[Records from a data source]
────────────────────
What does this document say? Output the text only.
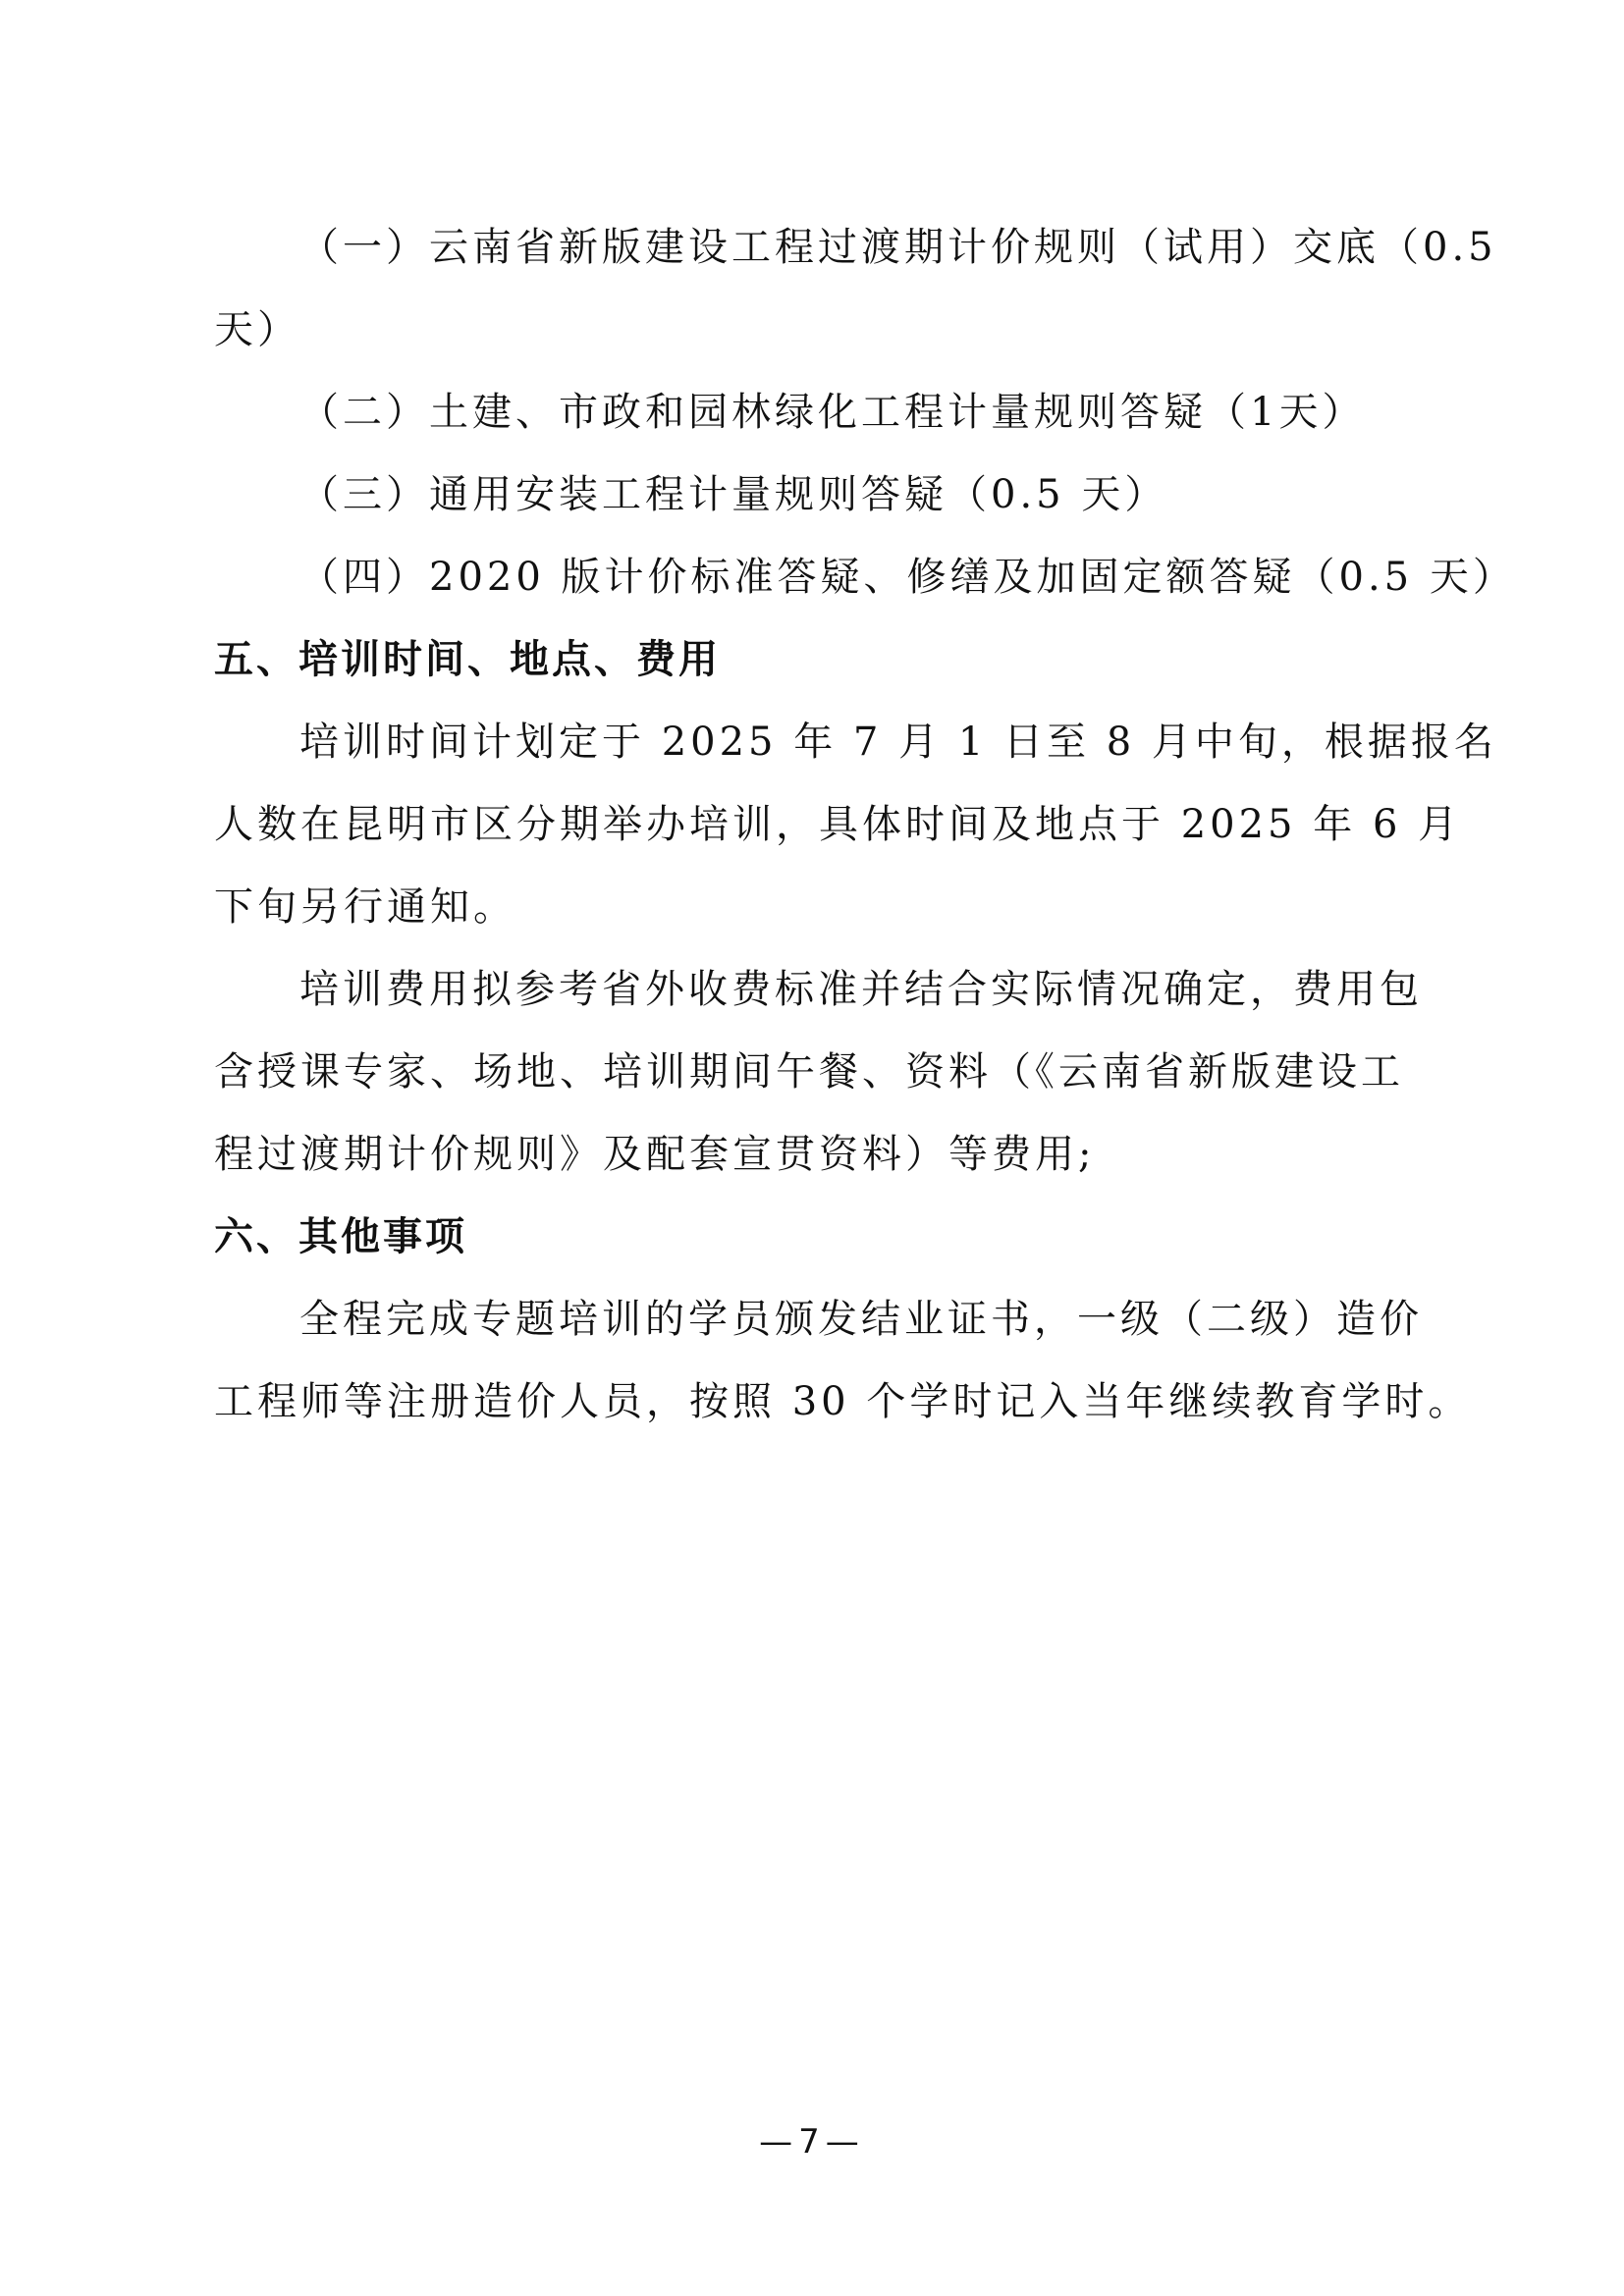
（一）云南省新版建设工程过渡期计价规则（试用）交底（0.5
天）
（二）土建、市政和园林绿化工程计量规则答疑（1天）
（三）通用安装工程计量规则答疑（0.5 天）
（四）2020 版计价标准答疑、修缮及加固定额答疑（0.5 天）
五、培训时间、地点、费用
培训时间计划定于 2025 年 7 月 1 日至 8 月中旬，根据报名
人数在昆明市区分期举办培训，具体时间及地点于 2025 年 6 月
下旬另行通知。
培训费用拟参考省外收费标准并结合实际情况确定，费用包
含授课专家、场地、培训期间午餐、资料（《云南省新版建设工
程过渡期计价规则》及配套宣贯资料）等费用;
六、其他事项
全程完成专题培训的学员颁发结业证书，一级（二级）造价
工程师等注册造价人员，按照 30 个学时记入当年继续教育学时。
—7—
────────────────────
AIM OF THE TASK: Nothing but the pictures may be dropped; output the records above exactly.

FINAL RESULT:
What does this document say? Output the text only.
（一）云南省新版建设工程过渡期计价规则（试用）交底（0.5
天）
（二）土建、市政和园林绿化工程计量规则答疑（1天）
（三）通用安装工程计量规则答疑（0.5 天）
（四）2020 版计价标准答疑、修缮及加固定额答疑（0.5 天）
五、培训时间、地点、费用
培训时间计划定于 2025 年 7 月 1 日至 8 月中旬，根据报名
人数在昆明市区分期举办培训，具体时间及地点于 2025 年 6 月
下旬另行通知。
培训费用拟参考省外收费标准并结合实际情况确定，费用包
含授课专家、场地、培训期间午餐、资料（《云南省新版建设工
程过渡期计价规则》及配套宣贯资料）等费用;
六、其他事项
全程完成专题培训的学员颁发结业证书，一级（二级）造价
工程师等注册造价人员，按照 30 个学时记入当年继续教育学时。
—7—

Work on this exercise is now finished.